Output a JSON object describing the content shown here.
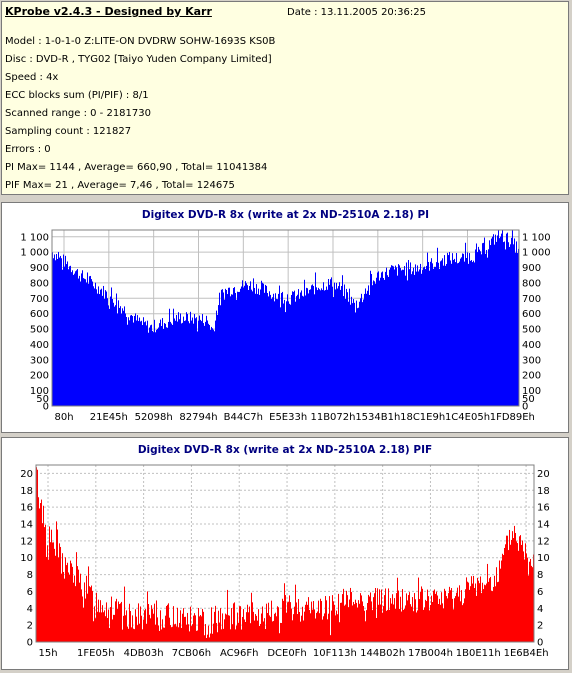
{
  "header": {
    "title": "KProbe v2.4.3 - Designed by Karr",
    "date": "Date : 13.11.2005 20:36:25",
    "lines": [
      "Model : 1-0-1-0 Z:LITE-ON DVDRW SOHW-1693S KS0B",
      "Disc : DVD-R , TYG02 [Taiyo Yuden Company Limited]",
      "Speed : 4x",
      "ECC blocks sum (PI/PIF) : 8/1",
      "Scanned range : 0 - 2181730",
      "Sampling count : 121827",
      "Errors : 0",
      "PI Max= 1144 , Average= 660,90 , Total= 11041384",
      "PIF Max= 21 , Average= 7,46 , Total= 124675"
    ]
  },
  "colors": {
    "pi": "#0000ff",
    "pif": "#ff0000",
    "title": "#000080"
  },
  "chart_data": [
    {
      "type": "area",
      "title": "Digitex DVD-R 8x (write at 2x ND-2510A 2.18) PI",
      "xlabel": "",
      "ylabel": "",
      "ylim": [
        0,
        1144
      ],
      "y_ticks": [
        "0",
        "50",
        "100",
        "200",
        "300",
        "400",
        "500",
        "600",
        "700",
        "800",
        "900",
        "1 000",
        "1 100"
      ],
      "y_tick_values": [
        0,
        50,
        100,
        200,
        300,
        400,
        500,
        600,
        700,
        800,
        900,
        1000,
        1100
      ],
      "x_ticks": [
        "80h",
        "21E45h",
        "52098h",
        "82794h",
        "B44C7h",
        "E5E33h",
        "11B072h",
        "1534B1h",
        "18C1E9h",
        "1C4E05h",
        "1FD89Eh"
      ],
      "grid": true,
      "series": [
        {
          "x": [
            0,
            0.03,
            0.06,
            0.09,
            0.12,
            0.15,
            0.18,
            0.21,
            0.24,
            0.27,
            0.3,
            0.33,
            0.345,
            0.36,
            0.39,
            0.42,
            0.45,
            0.48,
            0.51,
            0.54,
            0.57,
            0.6,
            0.63,
            0.65,
            0.67,
            0.7,
            0.73,
            0.76,
            0.79,
            0.82,
            0.85,
            0.88,
            0.91,
            0.94,
            0.96,
            0.98,
            1.0
          ],
          "values": [
            1000,
            930,
            850,
            790,
            720,
            640,
            560,
            510,
            540,
            575,
            570,
            560,
            490,
            720,
            770,
            790,
            760,
            720,
            700,
            730,
            780,
            800,
            740,
            640,
            740,
            850,
            880,
            890,
            900,
            930,
            960,
            960,
            980,
            1060,
            1120,
            1080,
            1020
          ]
        }
      ]
    },
    {
      "type": "bar",
      "title": "Digitex DVD-R 8x (write at 2x ND-2510A 2.18) PIF",
      "xlabel": "",
      "ylabel": "",
      "ylim": [
        0,
        21
      ],
      "y_ticks": [
        "0",
        "2",
        "4",
        "6",
        "8",
        "10",
        "12",
        "14",
        "16",
        "18",
        "20"
      ],
      "y_tick_values": [
        0,
        2,
        4,
        6,
        8,
        10,
        12,
        14,
        16,
        18,
        20
      ],
      "x_ticks": [
        "15h",
        "1FE05h",
        "4DB03h",
        "7CB06h",
        "AC96Fh",
        "DCE0Fh",
        "10F113h",
        "144B02h",
        "17B004h",
        "1B0E11h",
        "1E6B4Eh"
      ],
      "grid": true,
      "series": [
        {
          "x": [
            0,
            0.01,
            0.02,
            0.04,
            0.06,
            0.09,
            0.12,
            0.15,
            0.18,
            0.22,
            0.26,
            0.3,
            0.34,
            0.38,
            0.42,
            0.46,
            0.5,
            0.54,
            0.58,
            0.62,
            0.66,
            0.7,
            0.74,
            0.78,
            0.82,
            0.86,
            0.9,
            0.93,
            0.95,
            0.96,
            0.98,
            1.0
          ],
          "values": [
            20,
            16,
            13,
            11,
            9,
            7,
            5,
            4,
            3,
            3,
            3,
            3,
            2,
            3,
            3,
            3,
            4,
            4,
            4,
            5,
            5,
            5,
            5,
            5,
            5,
            6,
            7,
            8,
            12,
            13,
            11,
            10
          ]
        }
      ]
    }
  ]
}
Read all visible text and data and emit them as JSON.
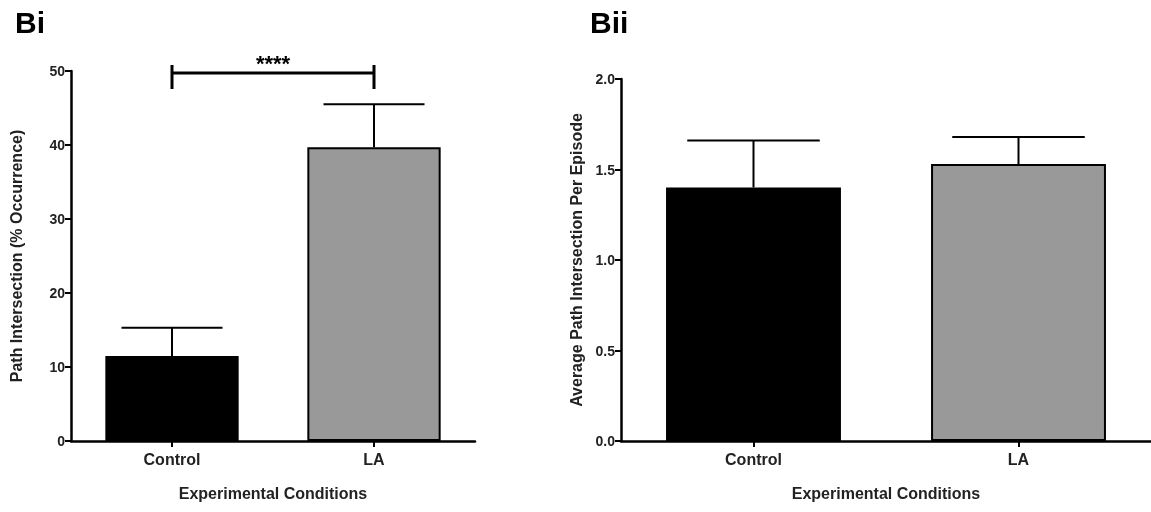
{
  "chart_data": [
    {
      "type": "bar",
      "title": "Bi",
      "xlabel": "Experimental Conditions",
      "ylabel": "Path Intersection (% Occurrence)",
      "categories": [
        "Control",
        "LA"
      ],
      "values": [
        11.5,
        39.7
      ],
      "colors": [
        "#000000",
        "#999999"
      ],
      "errors": [
        [
          11.5,
          15.3
        ],
        [
          39.7,
          45.5
        ]
      ],
      "ylim": [
        0,
        50
      ],
      "yticks": [
        0,
        10,
        20,
        30,
        40,
        50
      ],
      "grid": false,
      "annotations": [
        "****"
      ]
    },
    {
      "type": "bar",
      "title": "Bii",
      "xlabel": "Experimental Conditions",
      "ylabel": "Average Path Intersection Per Episode",
      "categories": [
        "Control",
        "LA"
      ],
      "values": [
        1.4,
        1.53
      ],
      "colors": [
        "#000000",
        "#999999"
      ],
      "errors": [
        [
          1.4,
          1.66
        ],
        [
          1.53,
          1.68
        ]
      ],
      "ylim": [
        0,
        2.0
      ],
      "yticks": [
        {
          "value": 0,
          "label": "0.0"
        },
        {
          "value": 0.5,
          "label": "0.5"
        },
        {
          "value": 1,
          "label": "1.0"
        },
        {
          "value": 1.5,
          "label": "1.5"
        },
        {
          "value": 2,
          "label": "2.0"
        }
      ],
      "grid": false
    }
  ]
}
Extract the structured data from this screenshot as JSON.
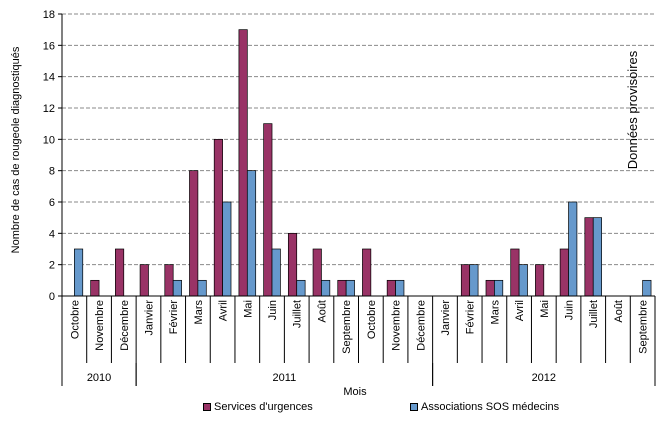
{
  "chart_data": {
    "type": "bar",
    "ylabel": "Nombre de cas de rougeole diagnostiqués",
    "xlabel": "Mois",
    "annotation": "Données provisoires",
    "ylim": [
      0,
      18
    ],
    "yticks": [
      0,
      2,
      4,
      6,
      8,
      10,
      12,
      14,
      16,
      18
    ],
    "grid": true,
    "legend_position": "bottom",
    "categories": [
      "Octobre",
      "Novembre",
      "Décembre",
      "Janvier",
      "Février",
      "Mars",
      "Avril",
      "Mai",
      "Juin",
      "Juillet",
      "Août",
      "Septembre",
      "Octobre",
      "Novembre",
      "Décembre",
      "Janvier",
      "Février",
      "Mars",
      "Avril",
      "Mai",
      "Juin",
      "Juillet",
      "Août",
      "Septembre"
    ],
    "years": [
      {
        "label": "2010",
        "start": 0,
        "count": 3
      },
      {
        "label": "2011",
        "start": 3,
        "count": 12
      },
      {
        "label": "2012",
        "start": 15,
        "count": 9
      }
    ],
    "series": [
      {
        "name": "Services d'urgences",
        "color": "#993366",
        "values": [
          0,
          1,
          3,
          2,
          2,
          8,
          10,
          17,
          11,
          4,
          3,
          1,
          3,
          1,
          0,
          0,
          2,
          1,
          3,
          2,
          3,
          5,
          0,
          0
        ]
      },
      {
        "name": "Associations SOS médecins",
        "color": "#6699cc",
        "values": [
          3,
          0,
          0,
          0,
          1,
          1,
          6,
          8,
          3,
          1,
          1,
          1,
          0,
          1,
          0,
          0,
          2,
          1,
          2,
          0,
          6,
          5,
          0,
          1
        ]
      }
    ]
  }
}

=====

» WHAT THE TASK ASKS
Copy every line above that holds the word "name".

» RESULT BELOW
        "name": "Services d'urgences",
        "name": "Associations SOS médecins",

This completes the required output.